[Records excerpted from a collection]
--- Start ---

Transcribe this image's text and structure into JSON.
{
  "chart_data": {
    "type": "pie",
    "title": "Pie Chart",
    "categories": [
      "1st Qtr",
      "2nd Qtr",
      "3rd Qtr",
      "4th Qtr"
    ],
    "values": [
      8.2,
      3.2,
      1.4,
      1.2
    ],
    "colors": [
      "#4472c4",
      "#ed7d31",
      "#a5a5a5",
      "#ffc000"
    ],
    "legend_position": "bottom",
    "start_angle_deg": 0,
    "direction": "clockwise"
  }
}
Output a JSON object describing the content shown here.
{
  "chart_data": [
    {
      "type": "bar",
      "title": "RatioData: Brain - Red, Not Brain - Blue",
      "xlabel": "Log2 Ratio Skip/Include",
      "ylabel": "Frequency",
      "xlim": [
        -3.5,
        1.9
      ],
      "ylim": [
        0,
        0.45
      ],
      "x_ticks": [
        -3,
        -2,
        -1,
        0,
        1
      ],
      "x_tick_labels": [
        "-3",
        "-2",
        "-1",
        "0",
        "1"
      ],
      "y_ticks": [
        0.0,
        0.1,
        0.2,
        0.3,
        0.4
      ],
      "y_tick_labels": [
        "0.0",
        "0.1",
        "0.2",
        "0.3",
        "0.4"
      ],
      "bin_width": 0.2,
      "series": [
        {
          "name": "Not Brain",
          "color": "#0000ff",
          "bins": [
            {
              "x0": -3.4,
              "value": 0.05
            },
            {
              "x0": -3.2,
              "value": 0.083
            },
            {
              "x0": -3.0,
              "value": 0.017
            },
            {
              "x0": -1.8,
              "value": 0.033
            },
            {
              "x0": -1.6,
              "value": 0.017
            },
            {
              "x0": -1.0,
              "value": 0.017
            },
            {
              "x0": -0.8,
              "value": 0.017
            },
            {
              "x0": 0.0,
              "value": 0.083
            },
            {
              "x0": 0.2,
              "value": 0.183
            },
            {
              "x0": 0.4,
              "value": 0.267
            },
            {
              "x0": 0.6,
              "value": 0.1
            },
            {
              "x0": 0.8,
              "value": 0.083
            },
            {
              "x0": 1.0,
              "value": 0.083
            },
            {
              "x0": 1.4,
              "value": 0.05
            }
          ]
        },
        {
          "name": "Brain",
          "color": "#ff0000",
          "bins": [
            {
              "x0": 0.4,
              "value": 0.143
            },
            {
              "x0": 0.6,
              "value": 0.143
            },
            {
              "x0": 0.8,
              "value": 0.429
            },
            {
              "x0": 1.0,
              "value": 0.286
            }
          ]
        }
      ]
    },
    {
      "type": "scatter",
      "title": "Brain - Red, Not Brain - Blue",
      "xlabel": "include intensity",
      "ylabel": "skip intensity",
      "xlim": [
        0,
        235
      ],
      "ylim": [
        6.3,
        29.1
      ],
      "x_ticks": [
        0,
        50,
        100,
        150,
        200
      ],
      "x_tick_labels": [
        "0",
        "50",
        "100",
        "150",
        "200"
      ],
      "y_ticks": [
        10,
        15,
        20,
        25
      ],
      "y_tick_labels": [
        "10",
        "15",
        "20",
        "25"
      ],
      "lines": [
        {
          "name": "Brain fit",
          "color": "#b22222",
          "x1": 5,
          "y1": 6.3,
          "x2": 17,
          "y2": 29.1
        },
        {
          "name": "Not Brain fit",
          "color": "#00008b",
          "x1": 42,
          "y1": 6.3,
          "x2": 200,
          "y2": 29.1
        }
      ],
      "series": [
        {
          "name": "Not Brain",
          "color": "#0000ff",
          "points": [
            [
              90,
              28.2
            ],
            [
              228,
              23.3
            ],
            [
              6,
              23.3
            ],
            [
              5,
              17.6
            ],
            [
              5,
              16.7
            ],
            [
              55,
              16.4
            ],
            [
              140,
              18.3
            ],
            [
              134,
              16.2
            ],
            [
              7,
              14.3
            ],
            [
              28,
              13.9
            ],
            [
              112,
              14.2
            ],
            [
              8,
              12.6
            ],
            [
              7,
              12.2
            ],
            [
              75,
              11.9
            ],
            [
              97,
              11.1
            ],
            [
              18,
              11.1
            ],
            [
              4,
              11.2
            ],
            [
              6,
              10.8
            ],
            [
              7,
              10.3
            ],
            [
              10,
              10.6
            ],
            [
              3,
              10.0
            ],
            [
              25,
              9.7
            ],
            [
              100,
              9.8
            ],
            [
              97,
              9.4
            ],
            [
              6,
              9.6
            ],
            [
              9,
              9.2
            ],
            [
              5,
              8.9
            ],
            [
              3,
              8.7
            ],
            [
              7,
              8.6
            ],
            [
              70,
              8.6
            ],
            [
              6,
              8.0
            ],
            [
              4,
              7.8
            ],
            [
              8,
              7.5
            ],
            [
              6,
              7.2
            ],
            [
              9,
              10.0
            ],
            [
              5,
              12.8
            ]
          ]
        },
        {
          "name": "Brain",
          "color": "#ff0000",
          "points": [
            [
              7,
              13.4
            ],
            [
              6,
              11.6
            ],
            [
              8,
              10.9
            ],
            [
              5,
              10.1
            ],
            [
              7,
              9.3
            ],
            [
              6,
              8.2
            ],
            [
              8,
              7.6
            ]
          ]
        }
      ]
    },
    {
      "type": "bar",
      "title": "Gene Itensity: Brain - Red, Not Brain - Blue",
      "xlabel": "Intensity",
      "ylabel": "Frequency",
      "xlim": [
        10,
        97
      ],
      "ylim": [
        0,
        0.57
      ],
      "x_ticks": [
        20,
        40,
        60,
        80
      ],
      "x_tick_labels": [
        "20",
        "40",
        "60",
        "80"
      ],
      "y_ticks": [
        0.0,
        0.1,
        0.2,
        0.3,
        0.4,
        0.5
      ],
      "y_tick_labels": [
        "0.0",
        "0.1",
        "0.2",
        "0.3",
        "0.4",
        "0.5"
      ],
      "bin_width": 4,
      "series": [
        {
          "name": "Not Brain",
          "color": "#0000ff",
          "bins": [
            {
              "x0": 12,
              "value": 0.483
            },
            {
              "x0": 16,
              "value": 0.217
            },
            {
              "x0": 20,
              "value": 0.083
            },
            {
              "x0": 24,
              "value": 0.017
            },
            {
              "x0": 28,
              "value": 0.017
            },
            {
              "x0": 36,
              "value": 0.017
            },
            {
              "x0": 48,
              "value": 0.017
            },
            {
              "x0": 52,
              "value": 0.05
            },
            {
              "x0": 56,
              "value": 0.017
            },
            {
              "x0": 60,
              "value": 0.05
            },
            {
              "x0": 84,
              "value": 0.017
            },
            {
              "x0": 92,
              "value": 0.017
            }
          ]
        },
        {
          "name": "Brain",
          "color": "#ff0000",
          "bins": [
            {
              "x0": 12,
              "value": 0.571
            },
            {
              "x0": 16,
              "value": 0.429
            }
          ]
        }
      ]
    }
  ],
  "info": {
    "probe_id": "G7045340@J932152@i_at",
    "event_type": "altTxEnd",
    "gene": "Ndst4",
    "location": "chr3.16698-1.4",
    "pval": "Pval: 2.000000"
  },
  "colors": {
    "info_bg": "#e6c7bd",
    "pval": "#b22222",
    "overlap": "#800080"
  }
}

--- End ---

STATED TASK –
Working from the material above, retype it in its entirety without change.

EXERCISE SOLUTION –
Transcribe this image's text and structure into JSON.
{
  "chart_data": {
    "type": "pie",
    "title": "Pie Chart",
    "categories": [
      "1st Qtr",
      "2nd Qtr",
      "3rd Qtr",
      "4th Qtr"
    ],
    "values": [
      8.2,
      3.2,
      1.4,
      1.2
    ],
    "colors": [
      "#4472c4",
      "#ed7d31",
      "#a5a5a5",
      "#ffc000"
    ],
    "legend_position": "bottom",
    "start_angle_deg": 0,
    "direction": "clockwise"
  }
}
Output a JSON object describing the content shown here.
{
  "chart_data": [
    {
      "type": "bar",
      "title": "RatioData: Brain - Red, Not Brain - Blue",
      "xlabel": "Log2 Ratio Skip/Include",
      "ylabel": "Frequency",
      "xlim": [
        -3.5,
        1.9
      ],
      "ylim": [
        0,
        0.45
      ],
      "x_ticks": [
        -3,
        -2,
        -1,
        0,
        1
      ],
      "x_tick_labels": [
        "-3",
        "-2",
        "-1",
        "0",
        "1"
      ],
      "y_ticks": [
        0.0,
        0.1,
        0.2,
        0.3,
        0.4
      ],
      "y_tick_labels": [
        "0.0",
        "0.1",
        "0.2",
        "0.3",
        "0.4"
      ],
      "bin_width": 0.2,
      "series": [
        {
          "name": "Not Brain",
          "color": "#0000ff",
          "bins": [
            {
              "x0": -3.4,
              "value": 0.05
            },
            {
              "x0": -3.2,
              "value": 0.083
            },
            {
              "x0": -3.0,
              "value": 0.017
            },
            {
              "x0": -1.8,
              "value": 0.033
            },
            {
              "x0": -1.6,
              "value": 0.017
            },
            {
              "x0": -1.0,
              "value": 0.017
            },
            {
              "x0": -0.8,
              "value": 0.017
            },
            {
              "x0": 0.0,
              "value": 0.083
            },
            {
              "x0": 0.2,
              "value": 0.183
            },
            {
              "x0": 0.4,
              "value": 0.267
            },
            {
              "x0": 0.6,
              "value": 0.1
            },
            {
              "x0": 0.8,
              "value": 0.083
            },
            {
              "x0": 1.0,
              "value": 0.083
            },
            {
              "x0": 1.4,
              "value": 0.05
            }
          ]
        },
        {
          "name": "Brain",
          "color": "#ff0000",
          "bins": [
            {
              "x0": 0.4,
              "value": 0.143
            },
            {
              "x0": 0.6,
              "value": 0.143
            },
            {
              "x0": 0.8,
              "value": 0.429
            },
            {
              "x0": 1.0,
              "value": 0.286
            }
          ]
        }
      ]
    },
    {
      "type": "scatter",
      "title": "Brain - Red, Not Brain - Blue",
      "xlabel": "include intensity",
      "ylabel": "skip intensity",
      "xlim": [
        0,
        235
      ],
      "ylim": [
        6.3,
        29.1
      ],
      "x_ticks": [
        0,
        50,
        100,
        150,
        200
      ],
      "x_tick_labels": [
        "0",
        "50",
        "100",
        "150",
        "200"
      ],
      "y_ticks": [
        10,
        15,
        20,
        25
      ],
      "y_tick_labels": [
        "10",
        "15",
        "20",
        "25"
      ],
      "lines": [
        {
          "name": "Brain fit",
          "color": "#b22222",
          "x1": 5,
          "y1": 6.3,
          "x2": 17,
          "y2": 29.1
        },
        {
          "name": "Not Brain fit",
          "color": "#00008b",
          "x1": 42,
          "y1": 6.3,
          "x2": 200,
          "y2": 29.1
        }
      ],
      "series": [
        {
          "name": "Not Brain",
          "color": "#0000ff",
          "points": [
            [
              90,
              28.2
            ],
            [
              228,
              23.3
            ],
            [
              6,
              23.3
            ],
            [
              5,
              17.6
            ],
            [
              5,
              16.7
            ],
            [
              55,
              16.4
            ],
            [
              140,
              18.3
            ],
            [
              134,
              16.2
            ],
            [
              7,
              14.3
            ],
            [
              28,
              13.9
            ],
            [
              112,
              14.2
            ],
            [
              8,
              12.6
            ],
            [
              7,
              12.2
            ],
            [
              75,
              11.9
            ],
            [
              97,
              11.1
            ],
            [
              18,
              11.1
            ],
            [
              4,
              11.2
            ],
            [
              6,
              10.8
            ],
            [
              7,
              10.3
            ],
            [
              10,
              10.6
            ],
            [
              3,
              10.0
            ],
            [
              25,
              9.7
            ],
            [
              100,
              9.8
            ],
            [
              97,
              9.4
            ],
            [
              6,
              9.6
            ],
            [
              9,
              9.2
            ],
            [
              5,
              8.9
            ],
            [
              3,
              8.7
            ],
            [
              7,
              8.6
            ],
            [
              70,
              8.6
            ],
            [
              6,
              8.0
            ],
            [
              4,
              7.8
            ],
            [
              8,
              7.5
            ],
            [
              6,
              7.2
            ],
            [
              9,
              10.0
            ],
            [
              5,
              12.8
            ]
          ]
        },
        {
          "name": "Brain",
          "color": "#ff0000",
          "points": [
            [
              7,
              13.4
            ],
            [
              6,
              11.6
            ],
            [
              8,
              10.9
            ],
            [
              5,
              10.1
            ],
            [
              7,
              9.3
            ],
            [
              6,
              8.2
            ],
            [
              8,
              7.6
            ]
          ]
        }
      ]
    },
    {
      "type": "bar",
      "title": "Gene Itensity: Brain - Red, Not Brain - Blue",
      "xlabel": "Intensity",
      "ylabel": "Frequency",
      "xlim": [
        10,
        97
      ],
      "ylim": [
        0,
        0.57
      ],
      "x_ticks": [
        20,
        40,
        60,
        80
      ],
      "x_tick_labels": [
        "20",
        "40",
        "60",
        "80"
      ],
      "y_ticks": [
        0.0,
        0.1,
        0.2,
        0.3,
        0.4,
        0.5
      ],
      "y_tick_labels": [
        "0.0",
        "0.1",
        "0.2",
        "0.3",
        "0.4",
        "0.5"
      ],
      "bin_width": 4,
      "series": [
        {
          "name": "Not Brain",
          "color": "#0000ff",
          "bins": [
            {
              "x0": 12,
              "value": 0.483
            },
            {
              "x0": 16,
              "value": 0.217
            },
            {
              "x0": 20,
              "value": 0.083
            },
            {
              "x0": 24,
              "value": 0.017
            },
            {
              "x0": 28,
              "value": 0.017
            },
            {
              "x0": 36,
              "value": 0.017
            },
            {
              "x0": 48,
              "value": 0.017
            },
            {
              "x0": 52,
              "value": 0.05
            },
            {
              "x0": 56,
              "value": 0.017
            },
            {
              "x0": 60,
              "value": 0.05
            },
            {
              "x0": 84,
              "value": 0.017
            },
            {
              "x0": 92,
              "value": 0.017
            }
          ]
        },
        {
          "name": "Brain",
          "color": "#ff0000",
          "bins": [
            {
              "x0": 12,
              "value": 0.571
            },
            {
              "x0": 16,
              "value": 0.429
            }
          ]
        }
      ]
    }
  ],
  "info": {
    "probe_id": "G7045340@J932152@i_at",
    "event_type": "altTxEnd",
    "gene": "Ndst4",
    "location": "chr3.16698-1.4",
    "pval": "Pval: 2.000000"
  },
  "colors": {
    "info_bg": "#e6c7bd",
    "pval": "#b22222",
    "overlap": "#800080"
  }
}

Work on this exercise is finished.